(Data items)
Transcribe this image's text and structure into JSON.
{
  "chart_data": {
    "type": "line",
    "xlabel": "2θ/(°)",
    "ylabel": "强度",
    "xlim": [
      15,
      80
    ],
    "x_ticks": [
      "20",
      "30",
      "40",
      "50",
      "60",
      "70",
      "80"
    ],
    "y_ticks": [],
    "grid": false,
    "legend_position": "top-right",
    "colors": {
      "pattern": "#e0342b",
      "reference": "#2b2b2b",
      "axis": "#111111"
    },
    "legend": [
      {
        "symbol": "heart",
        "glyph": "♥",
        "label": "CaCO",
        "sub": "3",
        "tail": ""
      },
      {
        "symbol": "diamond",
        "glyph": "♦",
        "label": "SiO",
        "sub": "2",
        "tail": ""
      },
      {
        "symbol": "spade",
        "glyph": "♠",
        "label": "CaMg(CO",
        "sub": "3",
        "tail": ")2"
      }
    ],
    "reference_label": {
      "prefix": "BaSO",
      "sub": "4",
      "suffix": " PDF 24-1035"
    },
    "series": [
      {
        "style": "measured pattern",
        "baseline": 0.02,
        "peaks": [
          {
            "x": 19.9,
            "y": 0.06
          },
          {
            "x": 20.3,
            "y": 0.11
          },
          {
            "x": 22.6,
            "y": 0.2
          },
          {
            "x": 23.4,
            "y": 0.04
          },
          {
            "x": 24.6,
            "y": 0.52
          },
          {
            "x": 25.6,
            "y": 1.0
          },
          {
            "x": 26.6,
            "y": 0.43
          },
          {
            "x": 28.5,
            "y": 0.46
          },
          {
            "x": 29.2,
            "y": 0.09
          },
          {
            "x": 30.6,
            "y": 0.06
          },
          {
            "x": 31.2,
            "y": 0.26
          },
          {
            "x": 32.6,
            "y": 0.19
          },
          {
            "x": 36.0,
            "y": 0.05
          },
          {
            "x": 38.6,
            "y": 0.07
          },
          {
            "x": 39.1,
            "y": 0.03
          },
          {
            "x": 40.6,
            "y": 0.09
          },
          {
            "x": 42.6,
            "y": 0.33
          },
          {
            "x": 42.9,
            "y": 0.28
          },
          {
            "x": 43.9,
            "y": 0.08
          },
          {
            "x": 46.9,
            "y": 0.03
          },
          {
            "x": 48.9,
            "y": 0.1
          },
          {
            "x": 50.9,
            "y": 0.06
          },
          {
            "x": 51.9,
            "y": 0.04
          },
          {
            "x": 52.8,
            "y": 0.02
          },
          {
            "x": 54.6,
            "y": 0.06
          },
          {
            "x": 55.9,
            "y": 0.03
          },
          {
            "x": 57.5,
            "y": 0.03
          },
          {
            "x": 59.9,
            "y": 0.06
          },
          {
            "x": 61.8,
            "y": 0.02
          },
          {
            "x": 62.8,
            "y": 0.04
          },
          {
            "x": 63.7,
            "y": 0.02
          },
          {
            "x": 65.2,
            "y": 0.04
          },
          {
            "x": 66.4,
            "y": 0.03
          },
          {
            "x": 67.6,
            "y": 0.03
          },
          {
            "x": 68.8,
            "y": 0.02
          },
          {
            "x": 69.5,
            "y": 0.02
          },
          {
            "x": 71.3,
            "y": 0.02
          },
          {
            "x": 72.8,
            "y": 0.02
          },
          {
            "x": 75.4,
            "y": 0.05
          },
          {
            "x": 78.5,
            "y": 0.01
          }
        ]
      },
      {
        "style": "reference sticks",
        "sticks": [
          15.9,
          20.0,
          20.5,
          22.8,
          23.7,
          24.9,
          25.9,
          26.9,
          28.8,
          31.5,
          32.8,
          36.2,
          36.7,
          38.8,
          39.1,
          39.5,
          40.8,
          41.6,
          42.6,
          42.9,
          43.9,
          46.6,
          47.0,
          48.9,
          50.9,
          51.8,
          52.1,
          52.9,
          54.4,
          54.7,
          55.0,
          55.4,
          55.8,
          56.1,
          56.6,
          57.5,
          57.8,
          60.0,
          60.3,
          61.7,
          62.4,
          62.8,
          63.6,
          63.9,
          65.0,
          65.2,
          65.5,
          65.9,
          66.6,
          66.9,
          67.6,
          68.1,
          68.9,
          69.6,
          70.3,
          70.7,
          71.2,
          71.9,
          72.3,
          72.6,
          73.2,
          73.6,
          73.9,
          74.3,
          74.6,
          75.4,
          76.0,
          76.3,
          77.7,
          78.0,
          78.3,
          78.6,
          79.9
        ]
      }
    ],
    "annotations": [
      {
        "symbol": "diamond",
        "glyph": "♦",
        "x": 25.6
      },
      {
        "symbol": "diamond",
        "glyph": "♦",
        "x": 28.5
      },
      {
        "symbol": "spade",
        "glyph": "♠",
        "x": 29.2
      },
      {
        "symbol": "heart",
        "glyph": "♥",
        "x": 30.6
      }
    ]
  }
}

**Stated problem**
Transcribe every record above exactly as it appears.

**Reply to the exercise**
Transcribe this image's text and structure into JSON.
{
  "chart_data": {
    "type": "line",
    "xlabel": "2θ/(°)",
    "ylabel": "强度",
    "xlim": [
      15,
      80
    ],
    "x_ticks": [
      "20",
      "30",
      "40",
      "50",
      "60",
      "70",
      "80"
    ],
    "y_ticks": [],
    "grid": false,
    "legend_position": "top-right",
    "colors": {
      "pattern": "#e0342b",
      "reference": "#2b2b2b",
      "axis": "#111111"
    },
    "legend": [
      {
        "symbol": "heart",
        "glyph": "♥",
        "label": "CaCO",
        "sub": "3",
        "tail": ""
      },
      {
        "symbol": "diamond",
        "glyph": "♦",
        "label": "SiO",
        "sub": "2",
        "tail": ""
      },
      {
        "symbol": "spade",
        "glyph": "♠",
        "label": "CaMg(CO",
        "sub": "3",
        "tail": ")2"
      }
    ],
    "reference_label": {
      "prefix": "BaSO",
      "sub": "4",
      "suffix": " PDF 24-1035"
    },
    "series": [
      {
        "style": "measured pattern",
        "baseline": 0.02,
        "peaks": [
          {
            "x": 19.9,
            "y": 0.06
          },
          {
            "x": 20.3,
            "y": 0.11
          },
          {
            "x": 22.6,
            "y": 0.2
          },
          {
            "x": 23.4,
            "y": 0.04
          },
          {
            "x": 24.6,
            "y": 0.52
          },
          {
            "x": 25.6,
            "y": 1.0
          },
          {
            "x": 26.6,
            "y": 0.43
          },
          {
            "x": 28.5,
            "y": 0.46
          },
          {
            "x": 29.2,
            "y": 0.09
          },
          {
            "x": 30.6,
            "y": 0.06
          },
          {
            "x": 31.2,
            "y": 0.26
          },
          {
            "x": 32.6,
            "y": 0.19
          },
          {
            "x": 36.0,
            "y": 0.05
          },
          {
            "x": 38.6,
            "y": 0.07
          },
          {
            "x": 39.1,
            "y": 0.03
          },
          {
            "x": 40.6,
            "y": 0.09
          },
          {
            "x": 42.6,
            "y": 0.33
          },
          {
            "x": 42.9,
            "y": 0.28
          },
          {
            "x": 43.9,
            "y": 0.08
          },
          {
            "x": 46.9,
            "y": 0.03
          },
          {
            "x": 48.9,
            "y": 0.1
          },
          {
            "x": 50.9,
            "y": 0.06
          },
          {
            "x": 51.9,
            "y": 0.04
          },
          {
            "x": 52.8,
            "y": 0.02
          },
          {
            "x": 54.6,
            "y": 0.06
          },
          {
            "x": 55.9,
            "y": 0.03
          },
          {
            "x": 57.5,
            "y": 0.03
          },
          {
            "x": 59.9,
            "y": 0.06
          },
          {
            "x": 61.8,
            "y": 0.02
          },
          {
            "x": 62.8,
            "y": 0.04
          },
          {
            "x": 63.7,
            "y": 0.02
          },
          {
            "x": 65.2,
            "y": 0.04
          },
          {
            "x": 66.4,
            "y": 0.03
          },
          {
            "x": 67.6,
            "y": 0.03
          },
          {
            "x": 68.8,
            "y": 0.02
          },
          {
            "x": 69.5,
            "y": 0.02
          },
          {
            "x": 71.3,
            "y": 0.02
          },
          {
            "x": 72.8,
            "y": 0.02
          },
          {
            "x": 75.4,
            "y": 0.05
          },
          {
            "x": 78.5,
            "y": 0.01
          }
        ]
      },
      {
        "style": "reference sticks",
        "sticks": [
          15.9,
          20.0,
          20.5,
          22.8,
          23.7,
          24.9,
          25.9,
          26.9,
          28.8,
          31.5,
          32.8,
          36.2,
          36.7,
          38.8,
          39.1,
          39.5,
          40.8,
          41.6,
          42.6,
          42.9,
          43.9,
          46.6,
          47.0,
          48.9,
          50.9,
          51.8,
          52.1,
          52.9,
          54.4,
          54.7,
          55.0,
          55.4,
          55.8,
          56.1,
          56.6,
          57.5,
          57.8,
          60.0,
          60.3,
          61.7,
          62.4,
          62.8,
          63.6,
          63.9,
          65.0,
          65.2,
          65.5,
          65.9,
          66.6,
          66.9,
          67.6,
          68.1,
          68.9,
          69.6,
          70.3,
          70.7,
          71.2,
          71.9,
          72.3,
          72.6,
          73.2,
          73.6,
          73.9,
          74.3,
          74.6,
          75.4,
          76.0,
          76.3,
          77.7,
          78.0,
          78.3,
          78.6,
          79.9
        ]
      }
    ],
    "annotations": [
      {
        "symbol": "diamond",
        "glyph": "♦",
        "x": 25.6
      },
      {
        "symbol": "diamond",
        "glyph": "♦",
        "x": 28.5
      },
      {
        "symbol": "spade",
        "glyph": "♠",
        "x": 29.2
      },
      {
        "symbol": "heart",
        "glyph": "♥",
        "x": 30.6
      }
    ]
  }
}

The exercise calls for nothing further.